(begin)
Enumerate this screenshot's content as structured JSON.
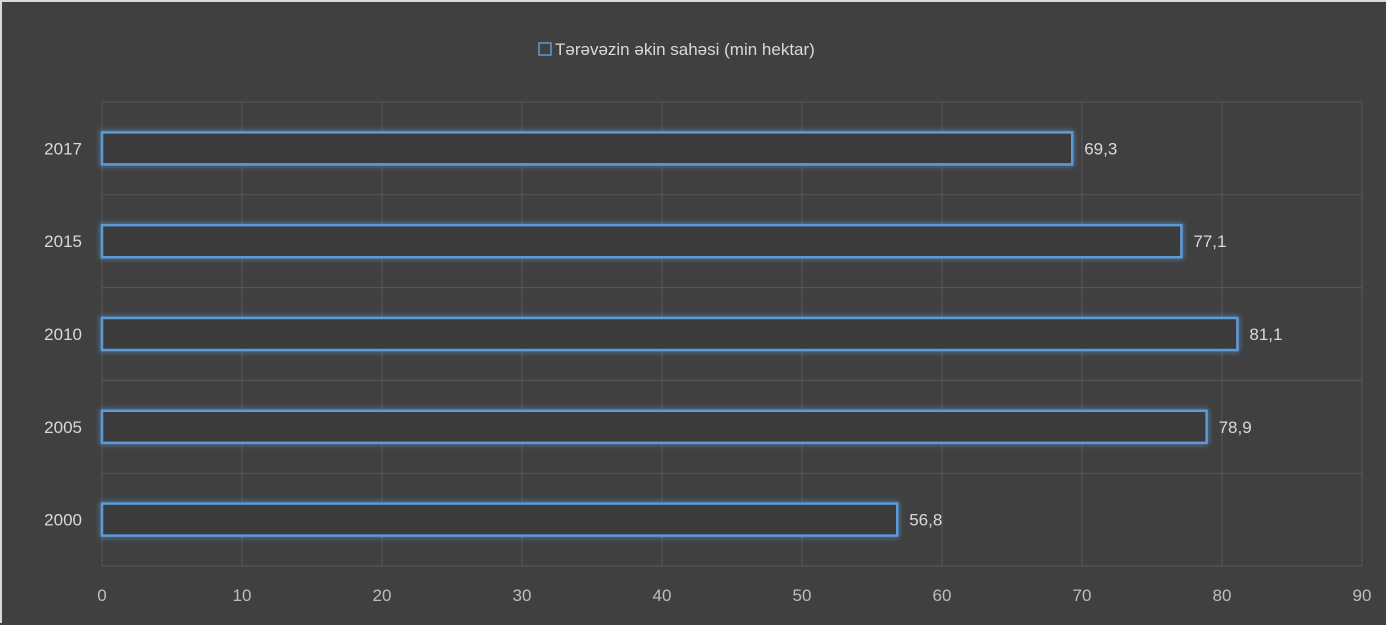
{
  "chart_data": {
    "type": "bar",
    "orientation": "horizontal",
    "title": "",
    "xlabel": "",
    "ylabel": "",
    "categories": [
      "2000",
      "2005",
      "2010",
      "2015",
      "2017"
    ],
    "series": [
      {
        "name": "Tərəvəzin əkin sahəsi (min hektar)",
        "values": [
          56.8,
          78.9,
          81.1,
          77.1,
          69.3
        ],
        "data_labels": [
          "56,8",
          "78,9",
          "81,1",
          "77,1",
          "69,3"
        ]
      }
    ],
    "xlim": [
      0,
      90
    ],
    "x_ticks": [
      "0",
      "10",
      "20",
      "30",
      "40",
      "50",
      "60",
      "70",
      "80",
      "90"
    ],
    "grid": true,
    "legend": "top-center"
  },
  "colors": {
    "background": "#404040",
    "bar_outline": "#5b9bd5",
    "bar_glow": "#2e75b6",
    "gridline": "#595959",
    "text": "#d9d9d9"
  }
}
(end)
Write out all the entries again, word for word, and print no images.

_CORRECT OUTPUT_
Enumerate this screenshot's content as structured JSON.
{
  "chart_data": {
    "type": "bar",
    "orientation": "horizontal",
    "title": "",
    "xlabel": "",
    "ylabel": "",
    "categories": [
      "2000",
      "2005",
      "2010",
      "2015",
      "2017"
    ],
    "series": [
      {
        "name": "Tərəvəzin əkin sahəsi (min hektar)",
        "values": [
          56.8,
          78.9,
          81.1,
          77.1,
          69.3
        ],
        "data_labels": [
          "56,8",
          "78,9",
          "81,1",
          "77,1",
          "69,3"
        ]
      }
    ],
    "xlim": [
      0,
      90
    ],
    "x_ticks": [
      "0",
      "10",
      "20",
      "30",
      "40",
      "50",
      "60",
      "70",
      "80",
      "90"
    ],
    "grid": true,
    "legend": "top-center"
  },
  "colors": {
    "background": "#404040",
    "bar_outline": "#5b9bd5",
    "bar_glow": "#2e75b6",
    "gridline": "#595959",
    "text": "#d9d9d9"
  }
}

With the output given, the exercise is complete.